Assertive Community Treatment

Statement on Cultural Competence

Cultural competence is about adapting mental health care to meet the needs of consumers from diverse cultures. One key aim is to improve their access to care. Others are to build trust and to promote their engagement and retention in care.

Above all, cultural competence aims to improve the quality of care and to help consumers recover quicker and better. Its broader societal purpose is to reduce or eliminate mental health disparities affecting disenfranchised groups.

This statement on cultural competence lays out ways for programs to tailor their evidence-based practices to the cultures they serve. It is meant as a guide, rather than a set of fidelity measures. The statement begins with the basics: what is culture, how does it affect care, what is cultural competence, and why is it important. It then gives examples of how cultural competence is translated into practice.

What is culture, and how does it affect care?

A culture is broadly defined as a common heritage or set of beliefs, norms, and values shared by a group of people. People who are placed, either by census categories, or through self-identification, into the same racial or ethnic group are often assumed to share the same culture; however, not all members grouped together in a given category will share the same culture. There is great diversity within each of these broad categories and individuals may identify with a given racial or ethnic culture to varying degrees. Others may identify with multiple cultures, including those associated with their religion, profession, sexual orientation, region, or disability status.

Culture is dynamic. It changes continually and is influenced both by people’s beliefs and the demands of their environment. Immigrants from different parts of the world arrive in the United States with their own culture but gradually begin to adapt and develop new, hybrid cultures that allow them to function within the dominant culture. This process is referred to as acculturation. Even groups that have been in the United States for many generations may share beliefs and practices that maintain influences from multiple cultures. This complexity necessitates an individualized approach to understanding culture and cultural identity in the context of mental health services.

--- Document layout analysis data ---
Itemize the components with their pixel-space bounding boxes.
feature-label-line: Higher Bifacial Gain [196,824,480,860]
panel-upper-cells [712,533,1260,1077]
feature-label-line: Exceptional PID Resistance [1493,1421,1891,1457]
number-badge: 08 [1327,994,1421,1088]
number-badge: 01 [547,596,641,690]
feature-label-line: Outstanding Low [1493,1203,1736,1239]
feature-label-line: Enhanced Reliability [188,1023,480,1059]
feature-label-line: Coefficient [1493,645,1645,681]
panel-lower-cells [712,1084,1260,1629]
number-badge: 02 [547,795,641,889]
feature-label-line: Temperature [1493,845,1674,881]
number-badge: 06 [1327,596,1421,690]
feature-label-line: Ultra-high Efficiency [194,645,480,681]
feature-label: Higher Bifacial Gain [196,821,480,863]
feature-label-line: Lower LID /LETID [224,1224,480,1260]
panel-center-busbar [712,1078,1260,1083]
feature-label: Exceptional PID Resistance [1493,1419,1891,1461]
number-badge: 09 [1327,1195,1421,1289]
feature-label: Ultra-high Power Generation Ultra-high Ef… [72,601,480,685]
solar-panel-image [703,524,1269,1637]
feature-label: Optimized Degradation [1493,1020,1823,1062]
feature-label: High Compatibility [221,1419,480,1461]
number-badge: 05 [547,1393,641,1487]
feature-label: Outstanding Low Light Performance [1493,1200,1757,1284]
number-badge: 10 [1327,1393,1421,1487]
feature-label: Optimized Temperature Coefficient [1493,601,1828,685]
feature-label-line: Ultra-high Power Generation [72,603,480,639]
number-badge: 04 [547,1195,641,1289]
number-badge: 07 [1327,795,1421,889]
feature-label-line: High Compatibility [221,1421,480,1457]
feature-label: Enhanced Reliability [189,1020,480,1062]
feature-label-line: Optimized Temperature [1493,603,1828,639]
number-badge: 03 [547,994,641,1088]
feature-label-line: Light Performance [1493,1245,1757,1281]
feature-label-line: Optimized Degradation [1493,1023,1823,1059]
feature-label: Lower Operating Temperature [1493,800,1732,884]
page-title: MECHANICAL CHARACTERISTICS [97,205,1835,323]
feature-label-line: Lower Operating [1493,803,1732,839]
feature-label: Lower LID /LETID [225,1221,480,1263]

--- Action item ---
Write out the cultural competence statement word for word, from "Above all, cultural" to "affecting disenfranchised groups.".

--- Exercise output ---
Above all, cultural competence aims to improve the quality of care and to help consumers recover quicker and better. Its broader societal purpose is to reduce or eliminate mental health disparities affecting disenfranchised groups.